▶ PROBLEM REQUIREMENTS: From the entries below, count every line that contains the word "damage". Please give the number and nothing else.

▶ RECORDED INFORMATION:
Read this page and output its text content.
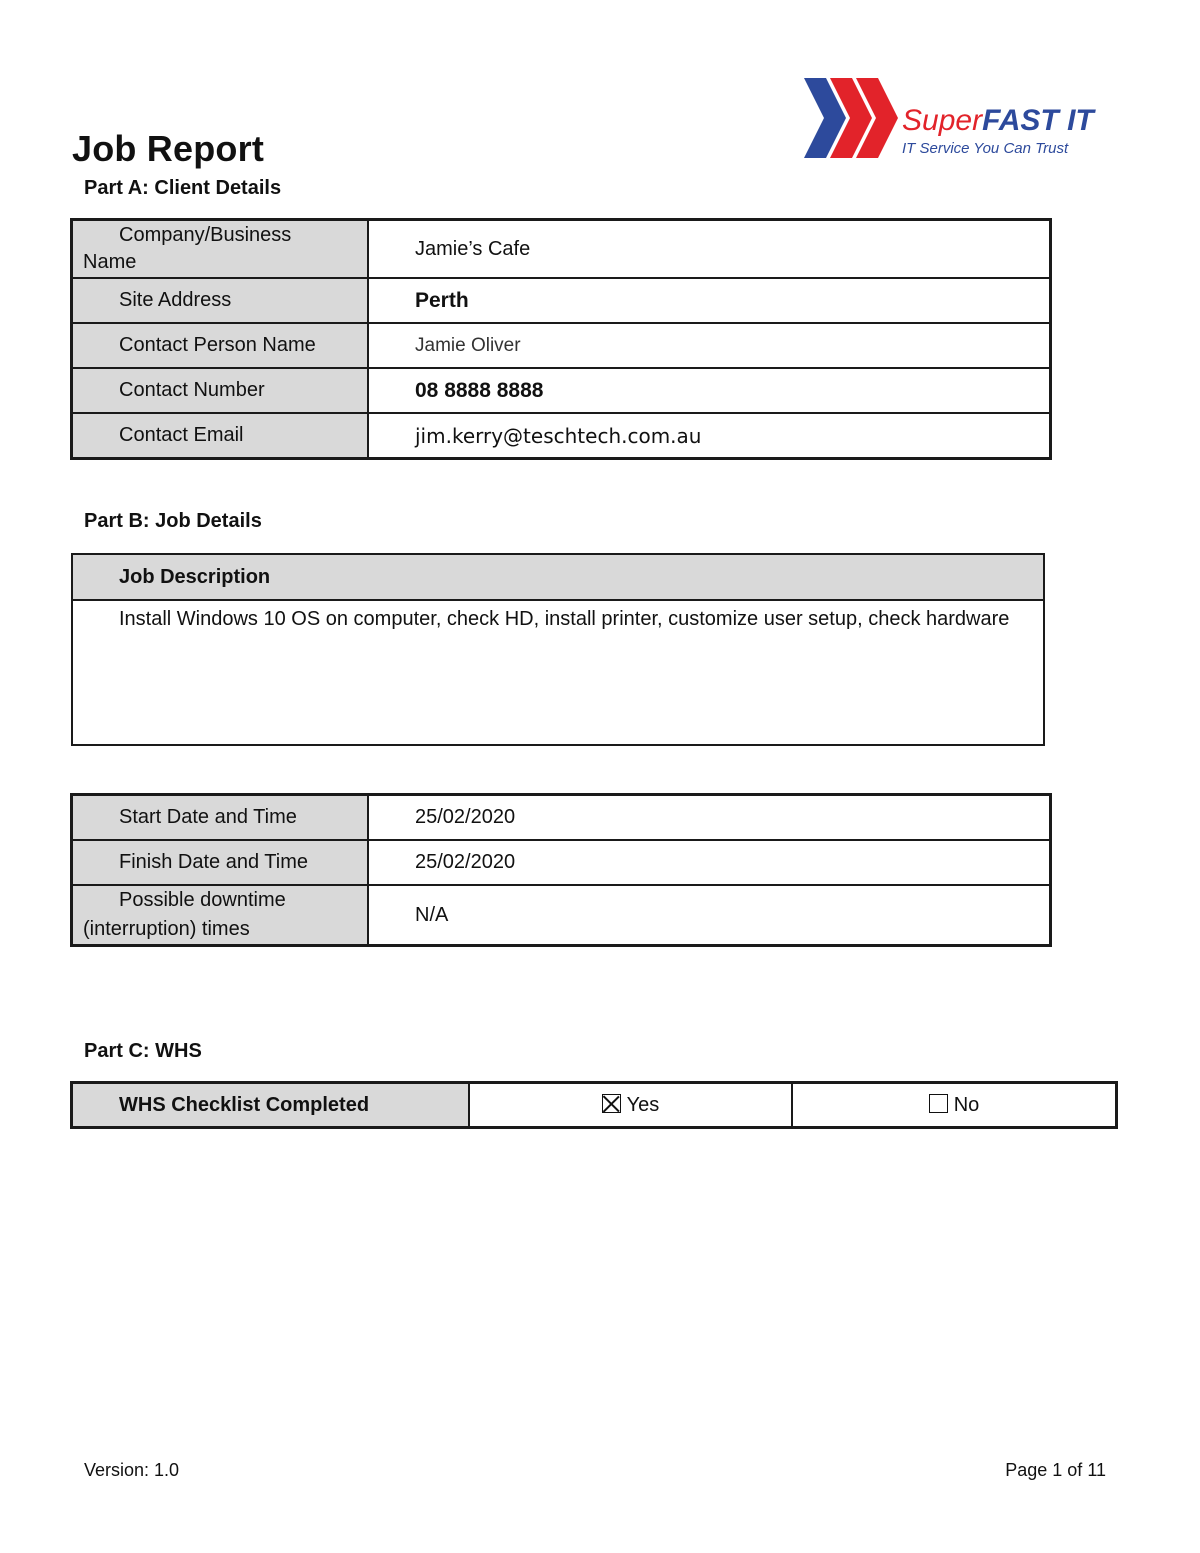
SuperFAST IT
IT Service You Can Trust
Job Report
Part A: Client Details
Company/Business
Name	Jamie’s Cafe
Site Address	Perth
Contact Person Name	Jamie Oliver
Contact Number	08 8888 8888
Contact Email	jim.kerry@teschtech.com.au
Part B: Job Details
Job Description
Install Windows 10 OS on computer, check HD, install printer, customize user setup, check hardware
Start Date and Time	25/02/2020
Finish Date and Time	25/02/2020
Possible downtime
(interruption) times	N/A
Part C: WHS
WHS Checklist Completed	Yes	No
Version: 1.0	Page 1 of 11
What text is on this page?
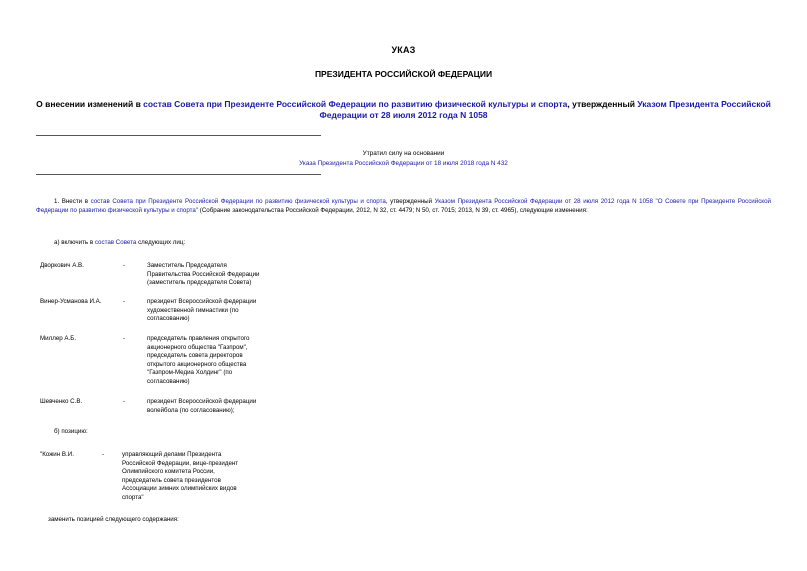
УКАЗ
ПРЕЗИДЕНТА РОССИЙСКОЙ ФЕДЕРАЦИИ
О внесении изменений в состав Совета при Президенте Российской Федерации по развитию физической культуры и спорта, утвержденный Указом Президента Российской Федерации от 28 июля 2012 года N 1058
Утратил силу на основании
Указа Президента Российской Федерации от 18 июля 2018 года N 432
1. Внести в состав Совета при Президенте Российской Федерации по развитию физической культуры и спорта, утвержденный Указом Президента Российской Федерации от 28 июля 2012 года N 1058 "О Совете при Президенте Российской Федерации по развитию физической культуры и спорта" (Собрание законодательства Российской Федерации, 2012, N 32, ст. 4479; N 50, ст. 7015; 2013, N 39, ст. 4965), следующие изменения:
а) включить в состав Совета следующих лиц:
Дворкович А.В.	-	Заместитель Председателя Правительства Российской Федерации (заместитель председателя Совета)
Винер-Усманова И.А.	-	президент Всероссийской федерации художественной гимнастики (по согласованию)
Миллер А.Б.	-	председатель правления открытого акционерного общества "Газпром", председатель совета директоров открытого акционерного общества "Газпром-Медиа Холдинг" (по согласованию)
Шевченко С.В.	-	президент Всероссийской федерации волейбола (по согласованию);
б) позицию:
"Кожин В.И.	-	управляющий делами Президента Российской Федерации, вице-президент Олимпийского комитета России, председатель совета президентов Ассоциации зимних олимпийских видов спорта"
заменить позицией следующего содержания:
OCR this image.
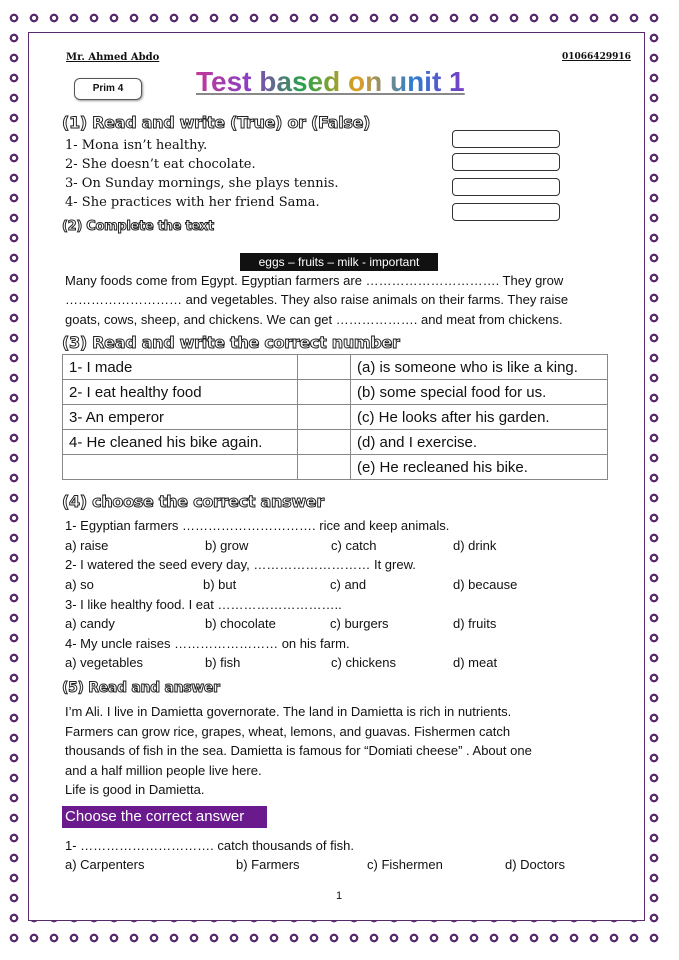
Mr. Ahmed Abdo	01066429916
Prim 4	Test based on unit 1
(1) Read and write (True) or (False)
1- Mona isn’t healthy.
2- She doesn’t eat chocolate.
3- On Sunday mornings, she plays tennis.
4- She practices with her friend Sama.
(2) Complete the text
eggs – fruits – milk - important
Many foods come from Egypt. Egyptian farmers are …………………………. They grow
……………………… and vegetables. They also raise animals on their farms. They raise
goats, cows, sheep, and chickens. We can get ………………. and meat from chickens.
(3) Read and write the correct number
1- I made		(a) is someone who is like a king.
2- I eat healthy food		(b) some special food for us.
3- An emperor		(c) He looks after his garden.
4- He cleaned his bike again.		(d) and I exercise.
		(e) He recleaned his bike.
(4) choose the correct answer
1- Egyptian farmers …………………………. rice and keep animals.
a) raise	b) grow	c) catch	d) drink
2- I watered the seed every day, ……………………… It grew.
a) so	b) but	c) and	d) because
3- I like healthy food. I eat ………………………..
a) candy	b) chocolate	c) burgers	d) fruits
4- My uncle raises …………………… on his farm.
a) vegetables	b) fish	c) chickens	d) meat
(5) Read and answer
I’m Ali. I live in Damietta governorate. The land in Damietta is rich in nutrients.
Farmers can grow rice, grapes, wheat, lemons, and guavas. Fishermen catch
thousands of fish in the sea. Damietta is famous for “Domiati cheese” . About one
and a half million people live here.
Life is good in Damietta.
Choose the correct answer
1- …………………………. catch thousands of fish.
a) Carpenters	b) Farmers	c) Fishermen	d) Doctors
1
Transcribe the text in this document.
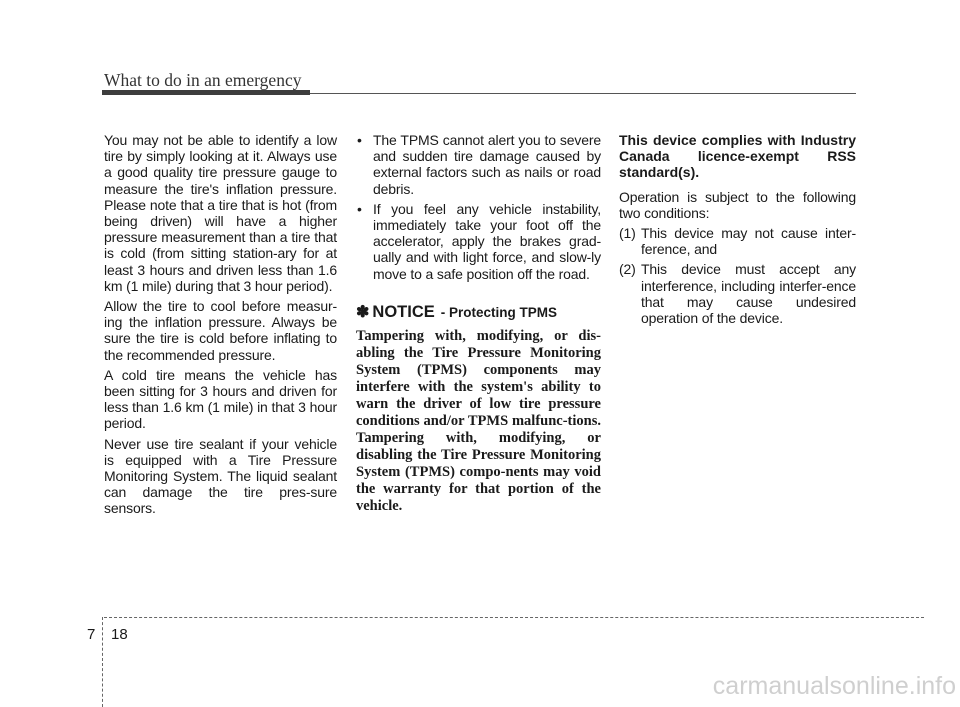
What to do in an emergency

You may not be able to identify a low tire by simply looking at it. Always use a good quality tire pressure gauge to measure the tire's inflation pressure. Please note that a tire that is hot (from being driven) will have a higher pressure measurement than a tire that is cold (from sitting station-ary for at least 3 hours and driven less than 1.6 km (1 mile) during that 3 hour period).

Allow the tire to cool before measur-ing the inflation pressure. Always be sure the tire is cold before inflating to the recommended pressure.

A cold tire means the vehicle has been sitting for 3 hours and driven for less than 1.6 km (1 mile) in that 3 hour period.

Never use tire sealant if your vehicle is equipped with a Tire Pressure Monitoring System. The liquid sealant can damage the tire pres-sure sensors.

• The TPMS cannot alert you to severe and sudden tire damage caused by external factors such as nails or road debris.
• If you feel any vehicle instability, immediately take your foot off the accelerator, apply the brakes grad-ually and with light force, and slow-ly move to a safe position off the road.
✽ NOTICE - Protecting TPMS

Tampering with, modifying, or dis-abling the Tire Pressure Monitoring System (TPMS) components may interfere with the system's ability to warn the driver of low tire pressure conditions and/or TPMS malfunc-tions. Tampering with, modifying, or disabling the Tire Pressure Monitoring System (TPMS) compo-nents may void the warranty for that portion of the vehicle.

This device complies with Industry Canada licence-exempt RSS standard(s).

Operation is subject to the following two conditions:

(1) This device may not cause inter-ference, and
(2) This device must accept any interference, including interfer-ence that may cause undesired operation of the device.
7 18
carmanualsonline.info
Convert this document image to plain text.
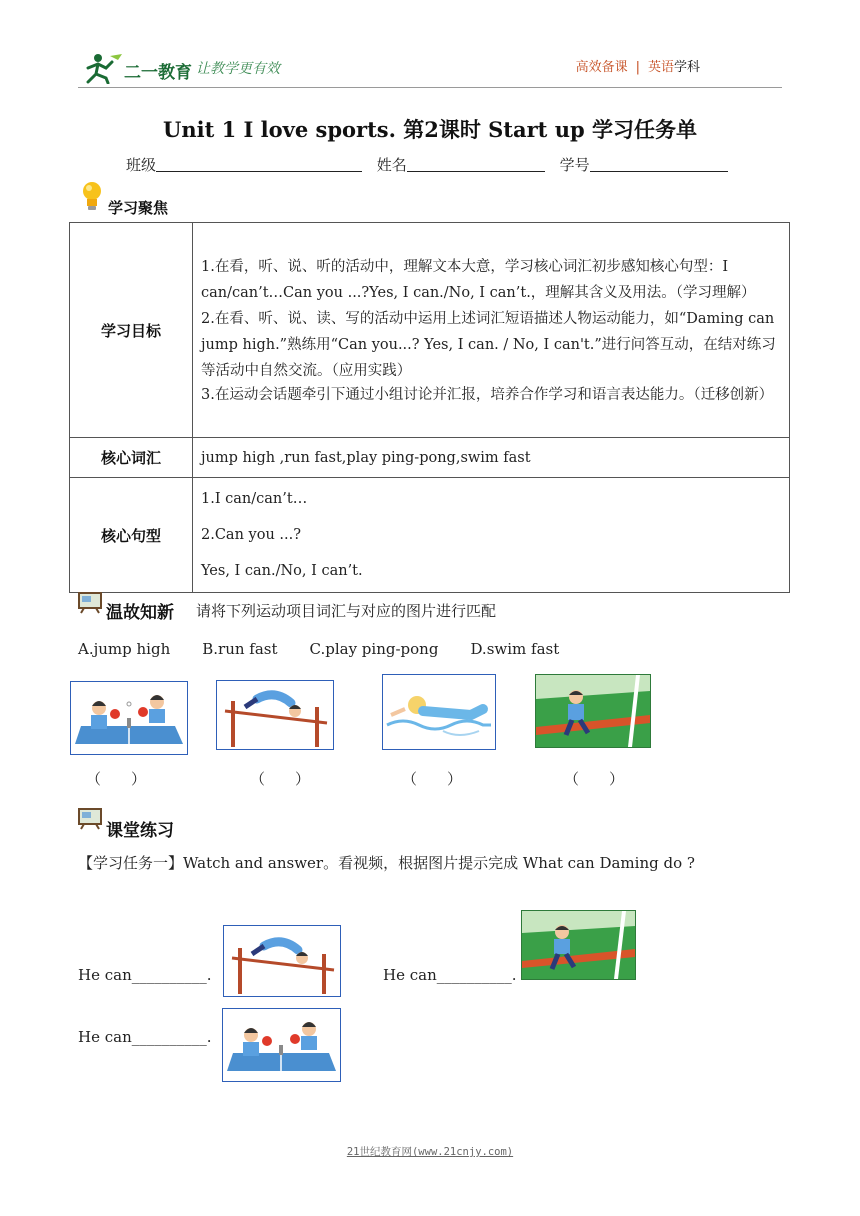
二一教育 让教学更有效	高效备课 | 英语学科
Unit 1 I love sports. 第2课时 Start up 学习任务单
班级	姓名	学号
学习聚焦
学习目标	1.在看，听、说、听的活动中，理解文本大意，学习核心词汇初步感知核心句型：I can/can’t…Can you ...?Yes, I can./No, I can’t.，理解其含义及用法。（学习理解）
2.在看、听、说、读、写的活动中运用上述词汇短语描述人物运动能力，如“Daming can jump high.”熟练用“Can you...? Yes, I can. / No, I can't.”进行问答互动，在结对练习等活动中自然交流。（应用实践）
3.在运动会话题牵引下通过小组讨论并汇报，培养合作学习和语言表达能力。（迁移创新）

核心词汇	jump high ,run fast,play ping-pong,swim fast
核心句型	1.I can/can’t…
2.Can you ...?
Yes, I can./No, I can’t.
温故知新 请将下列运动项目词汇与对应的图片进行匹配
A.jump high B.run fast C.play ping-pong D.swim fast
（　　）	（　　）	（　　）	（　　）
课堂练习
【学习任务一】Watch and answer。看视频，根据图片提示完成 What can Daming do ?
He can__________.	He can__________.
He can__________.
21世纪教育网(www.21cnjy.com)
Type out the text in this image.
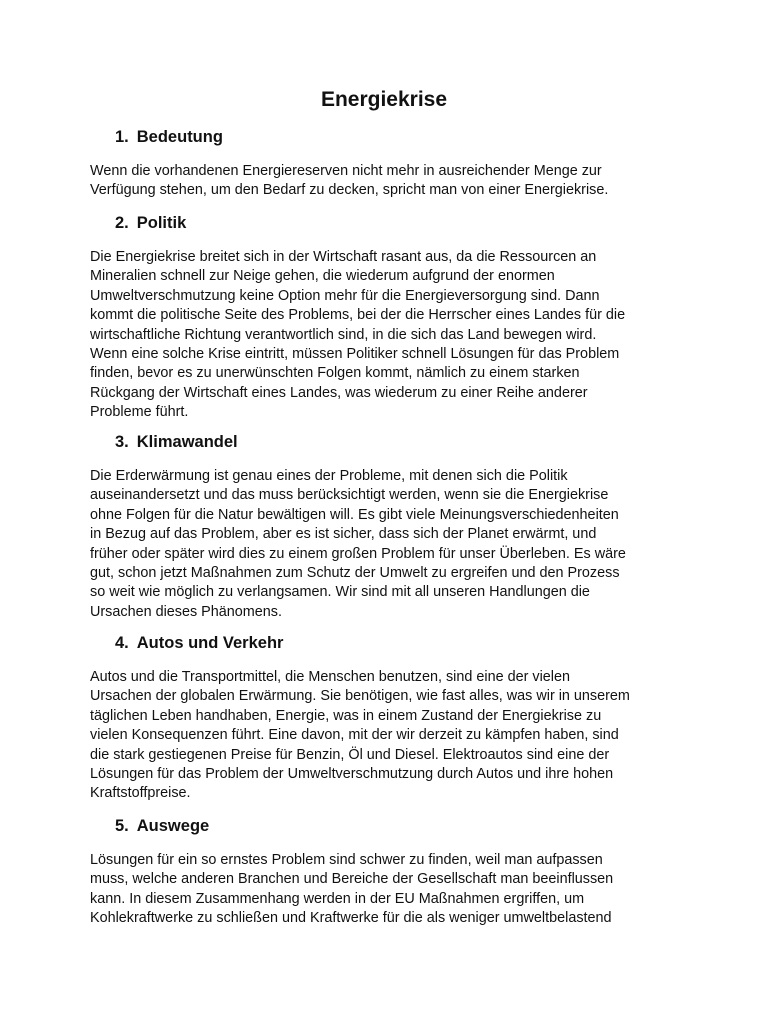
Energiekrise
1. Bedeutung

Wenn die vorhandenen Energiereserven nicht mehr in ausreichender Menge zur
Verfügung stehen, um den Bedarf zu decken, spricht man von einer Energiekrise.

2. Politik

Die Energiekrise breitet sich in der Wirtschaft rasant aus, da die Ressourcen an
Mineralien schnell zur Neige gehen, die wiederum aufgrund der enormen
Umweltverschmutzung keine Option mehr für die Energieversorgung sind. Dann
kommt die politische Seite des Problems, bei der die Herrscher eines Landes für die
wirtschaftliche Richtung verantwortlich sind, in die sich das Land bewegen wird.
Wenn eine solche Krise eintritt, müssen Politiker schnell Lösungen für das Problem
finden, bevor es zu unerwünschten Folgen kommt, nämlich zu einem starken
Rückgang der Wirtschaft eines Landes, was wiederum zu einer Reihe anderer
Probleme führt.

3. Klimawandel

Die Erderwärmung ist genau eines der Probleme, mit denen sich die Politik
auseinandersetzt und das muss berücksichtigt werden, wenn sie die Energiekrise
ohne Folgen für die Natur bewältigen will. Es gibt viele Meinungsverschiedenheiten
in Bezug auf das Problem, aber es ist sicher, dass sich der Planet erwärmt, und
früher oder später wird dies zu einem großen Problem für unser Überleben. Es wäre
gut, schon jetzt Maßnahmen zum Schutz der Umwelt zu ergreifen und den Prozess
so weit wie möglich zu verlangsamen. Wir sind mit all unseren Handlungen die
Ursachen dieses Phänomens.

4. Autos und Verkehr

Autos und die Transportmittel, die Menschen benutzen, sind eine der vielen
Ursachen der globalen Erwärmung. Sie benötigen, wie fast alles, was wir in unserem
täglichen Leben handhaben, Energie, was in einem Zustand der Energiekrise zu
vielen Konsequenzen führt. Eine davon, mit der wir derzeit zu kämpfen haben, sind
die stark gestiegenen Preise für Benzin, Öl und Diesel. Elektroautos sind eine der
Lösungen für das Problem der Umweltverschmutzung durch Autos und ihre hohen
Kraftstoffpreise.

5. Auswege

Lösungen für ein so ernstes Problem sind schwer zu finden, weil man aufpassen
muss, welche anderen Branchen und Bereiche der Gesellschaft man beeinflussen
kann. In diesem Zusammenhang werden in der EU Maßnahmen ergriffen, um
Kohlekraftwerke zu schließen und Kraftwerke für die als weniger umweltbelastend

▶ RESPONSE BELOW: 2